**Prompt**
Which lines below hold the word "Ground"? Report each one.

**Stored rows**
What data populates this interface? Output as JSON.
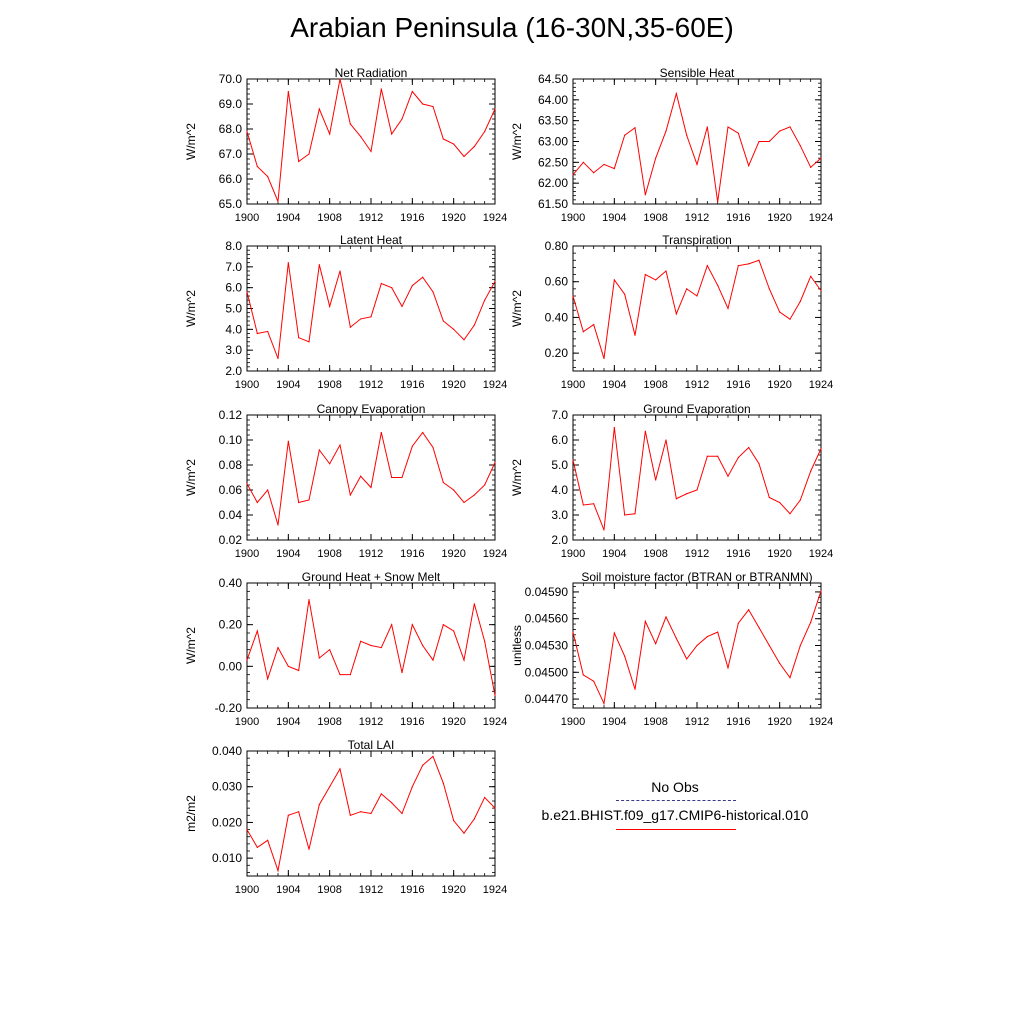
{
  "title": "Arabian Peninsula (16-30N,35-60E)",
  "legend": {
    "obs_label": "No Obs",
    "model_label": "b.e21.BHIST.f09_g17.CMIP6-historical.010",
    "obs_color": "#3a3a8c",
    "model_color": "#ff0000"
  },
  "chart_data": [
    {
      "type": "line",
      "title": "Net Radiation",
      "ylabel": "W/m^2",
      "xlim": [
        1900,
        1924
      ],
      "ylim": [
        65.0,
        70.0
      ],
      "xticks": [
        1900,
        1904,
        1908,
        1912,
        1916,
        1920,
        1924
      ],
      "yticks": [
        65.0,
        66.0,
        67.0,
        68.0,
        69.0,
        70.0
      ],
      "ytick_labels": [
        "65.0",
        "66.0",
        "67.0",
        "68.0",
        "69.0",
        "70.0"
      ],
      "x": [
        1900,
        1901,
        1902,
        1903,
        1904,
        1905,
        1906,
        1907,
        1908,
        1909,
        1910,
        1911,
        1912,
        1913,
        1914,
        1915,
        1916,
        1917,
        1918,
        1919,
        1920,
        1921,
        1922,
        1923,
        1924
      ],
      "series": [
        {
          "values": [
            67.9,
            66.5,
            66.1,
            65.1,
            69.5,
            66.7,
            67.0,
            68.8,
            67.8,
            70.0,
            68.2,
            67.7,
            67.1,
            69.6,
            67.8,
            68.4,
            69.5,
            69.0,
            68.9,
            67.6,
            67.4,
            66.9,
            67.3,
            67.9,
            68.8
          ]
        }
      ]
    },
    {
      "type": "line",
      "title": "Sensible Heat",
      "ylabel": "W/m^2",
      "xlim": [
        1900,
        1924
      ],
      "ylim": [
        61.5,
        64.5
      ],
      "xticks": [
        1900,
        1904,
        1908,
        1912,
        1916,
        1920,
        1924
      ],
      "yticks": [
        61.5,
        62.0,
        62.5,
        63.0,
        63.5,
        64.0,
        64.5
      ],
      "ytick_labels": [
        "61.50",
        "62.00",
        "62.50",
        "63.00",
        "63.50",
        "64.00",
        "64.50"
      ],
      "x": [
        1900,
        1901,
        1902,
        1903,
        1904,
        1905,
        1906,
        1907,
        1908,
        1909,
        1910,
        1911,
        1912,
        1913,
        1914,
        1915,
        1916,
        1917,
        1918,
        1919,
        1920,
        1921,
        1922,
        1923,
        1924
      ],
      "series": [
        {
          "values": [
            62.2,
            62.5,
            62.25,
            62.45,
            62.35,
            63.15,
            63.33,
            61.72,
            62.6,
            63.25,
            64.15,
            63.15,
            62.45,
            63.35,
            61.55,
            63.35,
            63.2,
            62.42,
            63.0,
            63.0,
            63.25,
            63.35,
            62.9,
            62.38,
            62.6
          ]
        }
      ]
    },
    {
      "type": "line",
      "title": "Latent Heat",
      "ylabel": "W/m^2",
      "xlim": [
        1900,
        1924
      ],
      "ylim": [
        2.0,
        8.0
      ],
      "xticks": [
        1900,
        1904,
        1908,
        1912,
        1916,
        1920,
        1924
      ],
      "yticks": [
        2,
        3,
        4,
        5,
        6,
        7,
        8
      ],
      "ytick_labels": [
        "2.0",
        "3.0",
        "4.0",
        "5.0",
        "6.0",
        "7.0",
        "8.0"
      ],
      "x": [
        1900,
        1901,
        1902,
        1903,
        1904,
        1905,
        1906,
        1907,
        1908,
        1909,
        1910,
        1911,
        1912,
        1913,
        1914,
        1915,
        1916,
        1917,
        1918,
        1919,
        1920,
        1921,
        1922,
        1923,
        1924
      ],
      "series": [
        {
          "values": [
            5.8,
            3.8,
            3.9,
            2.6,
            7.2,
            3.6,
            3.4,
            7.1,
            5.1,
            6.8,
            4.1,
            4.5,
            4.6,
            6.2,
            6.0,
            5.1,
            6.1,
            6.5,
            5.8,
            4.4,
            4.0,
            3.5,
            4.2,
            5.4,
            6.3
          ]
        }
      ]
    },
    {
      "type": "line",
      "title": "Transpiration",
      "ylabel": "W/m^2",
      "xlim": [
        1900,
        1924
      ],
      "ylim": [
        0.1,
        0.8
      ],
      "xticks": [
        1900,
        1904,
        1908,
        1912,
        1916,
        1920,
        1924
      ],
      "yticks": [
        0.2,
        0.4,
        0.6,
        0.8
      ],
      "ytick_labels": [
        "0.20",
        "0.40",
        "0.60",
        "0.80"
      ],
      "x": [
        1900,
        1901,
        1902,
        1903,
        1904,
        1905,
        1906,
        1907,
        1908,
        1909,
        1910,
        1911,
        1912,
        1913,
        1914,
        1915,
        1916,
        1917,
        1918,
        1919,
        1920,
        1921,
        1922,
        1923,
        1924
      ],
      "series": [
        {
          "values": [
            0.52,
            0.32,
            0.36,
            0.17,
            0.61,
            0.53,
            0.3,
            0.64,
            0.61,
            0.66,
            0.42,
            0.56,
            0.52,
            0.69,
            0.58,
            0.45,
            0.69,
            0.7,
            0.72,
            0.56,
            0.43,
            0.39,
            0.49,
            0.63,
            0.55
          ]
        }
      ]
    },
    {
      "type": "line",
      "title": "Canopy Evaporation",
      "ylabel": "W/m^2",
      "xlim": [
        1900,
        1924
      ],
      "ylim": [
        0.02,
        0.12
      ],
      "xticks": [
        1900,
        1904,
        1908,
        1912,
        1916,
        1920,
        1924
      ],
      "yticks": [
        0.02,
        0.04,
        0.06,
        0.08,
        0.1,
        0.12
      ],
      "ytick_labels": [
        "0.02",
        "0.04",
        "0.06",
        "0.08",
        "0.10",
        "0.12"
      ],
      "x": [
        1900,
        1901,
        1902,
        1903,
        1904,
        1905,
        1906,
        1907,
        1908,
        1909,
        1910,
        1911,
        1912,
        1913,
        1914,
        1915,
        1916,
        1917,
        1918,
        1919,
        1920,
        1921,
        1922,
        1923,
        1924
      ],
      "series": [
        {
          "values": [
            0.065,
            0.05,
            0.06,
            0.032,
            0.099,
            0.05,
            0.052,
            0.092,
            0.081,
            0.096,
            0.056,
            0.071,
            0.062,
            0.106,
            0.07,
            0.07,
            0.095,
            0.106,
            0.094,
            0.066,
            0.06,
            0.05,
            0.056,
            0.064,
            0.082
          ]
        }
      ]
    },
    {
      "type": "line",
      "title": "Ground Evaporation",
      "ylabel": "W/m^2",
      "xlim": [
        1900,
        1924
      ],
      "ylim": [
        2.0,
        7.0
      ],
      "xticks": [
        1900,
        1904,
        1908,
        1912,
        1916,
        1920,
        1924
      ],
      "yticks": [
        2,
        3,
        4,
        5,
        6,
        7
      ],
      "ytick_labels": [
        "2.0",
        "3.0",
        "4.0",
        "5.0",
        "6.0",
        "7.0"
      ],
      "x": [
        1900,
        1901,
        1902,
        1903,
        1904,
        1905,
        1906,
        1907,
        1908,
        1909,
        1910,
        1911,
        1912,
        1913,
        1914,
        1915,
        1916,
        1917,
        1918,
        1919,
        1920,
        1921,
        1922,
        1923,
        1924
      ],
      "series": [
        {
          "values": [
            5.2,
            3.4,
            3.45,
            2.4,
            6.5,
            3.0,
            3.05,
            6.35,
            4.4,
            6.0,
            3.65,
            3.85,
            4.0,
            5.35,
            5.35,
            4.55,
            5.3,
            5.7,
            5.05,
            3.7,
            3.5,
            3.05,
            3.6,
            4.75,
            5.65
          ]
        }
      ]
    },
    {
      "type": "line",
      "title": "Ground Heat + Snow Melt",
      "ylabel": "W/m^2",
      "xlim": [
        1900,
        1924
      ],
      "ylim": [
        -0.2,
        0.4
      ],
      "xticks": [
        1900,
        1904,
        1908,
        1912,
        1916,
        1920,
        1924
      ],
      "yticks": [
        -0.2,
        0.0,
        0.2,
        0.4
      ],
      "ytick_labels": [
        "-0.20",
        "0.00",
        "0.20",
        "0.40"
      ],
      "x": [
        1900,
        1901,
        1902,
        1903,
        1904,
        1905,
        1906,
        1907,
        1908,
        1909,
        1910,
        1911,
        1912,
        1913,
        1914,
        1915,
        1916,
        1917,
        1918,
        1919,
        1920,
        1921,
        1922,
        1923,
        1924
      ],
      "series": [
        {
          "values": [
            0.03,
            0.17,
            -0.06,
            0.09,
            0.0,
            -0.02,
            0.32,
            0.04,
            0.08,
            -0.04,
            -0.04,
            0.12,
            0.1,
            0.09,
            0.2,
            -0.03,
            0.2,
            0.1,
            0.03,
            0.2,
            0.17,
            0.03,
            0.3,
            0.12,
            -0.14
          ]
        }
      ]
    },
    {
      "type": "line",
      "title": "Soil moisture factor (BTRAN or BTRANMN)",
      "ylabel": "unitless",
      "xlim": [
        1900,
        1924
      ],
      "ylim": [
        0.0446,
        0.046
      ],
      "xticks": [
        1900,
        1904,
        1908,
        1912,
        1916,
        1920,
        1924
      ],
      "yticks": [
        0.0447,
        0.045,
        0.0453,
        0.0456,
        0.0459
      ],
      "ytick_labels": [
        "0.04470",
        "0.04500",
        "0.04530",
        "0.04560",
        "0.04590"
      ],
      "x": [
        1900,
        1901,
        1902,
        1903,
        1904,
        1905,
        1906,
        1907,
        1908,
        1909,
        1910,
        1911,
        1912,
        1913,
        1914,
        1915,
        1916,
        1917,
        1918,
        1919,
        1920,
        1921,
        1922,
        1923,
        1924
      ],
      "series": [
        {
          "values": [
            0.04545,
            0.04497,
            0.0449,
            0.04465,
            0.04544,
            0.04518,
            0.04481,
            0.04557,
            0.04532,
            0.04562,
            0.04538,
            0.04515,
            0.0453,
            0.0454,
            0.04545,
            0.04505,
            0.04555,
            0.0457,
            0.0455,
            0.0453,
            0.0451,
            0.04494,
            0.0453,
            0.04556,
            0.04591
          ]
        }
      ]
    },
    {
      "type": "line",
      "title": "Total LAI",
      "ylabel": "m2/m2",
      "xlim": [
        1900,
        1924
      ],
      "ylim": [
        0.005,
        0.04
      ],
      "xticks": [
        1900,
        1904,
        1908,
        1912,
        1916,
        1920,
        1924
      ],
      "yticks": [
        0.01,
        0.02,
        0.03,
        0.04
      ],
      "ytick_labels": [
        "0.010",
        "0.020",
        "0.030",
        "0.040"
      ],
      "x": [
        1900,
        1901,
        1902,
        1903,
        1904,
        1905,
        1906,
        1907,
        1908,
        1909,
        1910,
        1911,
        1912,
        1913,
        1914,
        1915,
        1916,
        1917,
        1918,
        1919,
        1920,
        1921,
        1922,
        1923,
        1924
      ],
      "series": [
        {
          "values": [
            0.018,
            0.013,
            0.015,
            0.0065,
            0.022,
            0.023,
            0.0125,
            0.025,
            0.03,
            0.035,
            0.022,
            0.023,
            0.0225,
            0.028,
            0.0255,
            0.0225,
            0.03,
            0.036,
            0.0385,
            0.031,
            0.0205,
            0.017,
            0.021,
            0.027,
            0.024
          ]
        }
      ]
    }
  ]
}
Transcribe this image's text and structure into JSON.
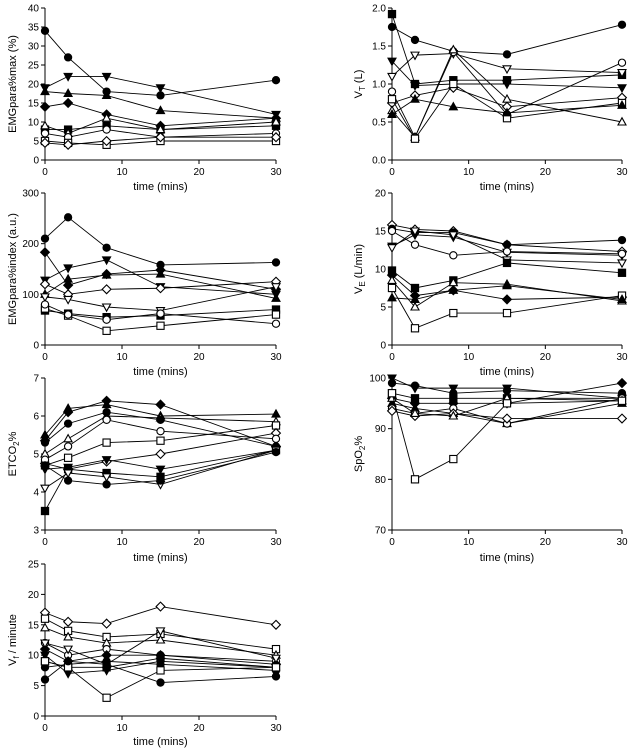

**Problem solution**
      "title": "Ground Evaporation",
      "title": "Ground Heat + Snow Melt",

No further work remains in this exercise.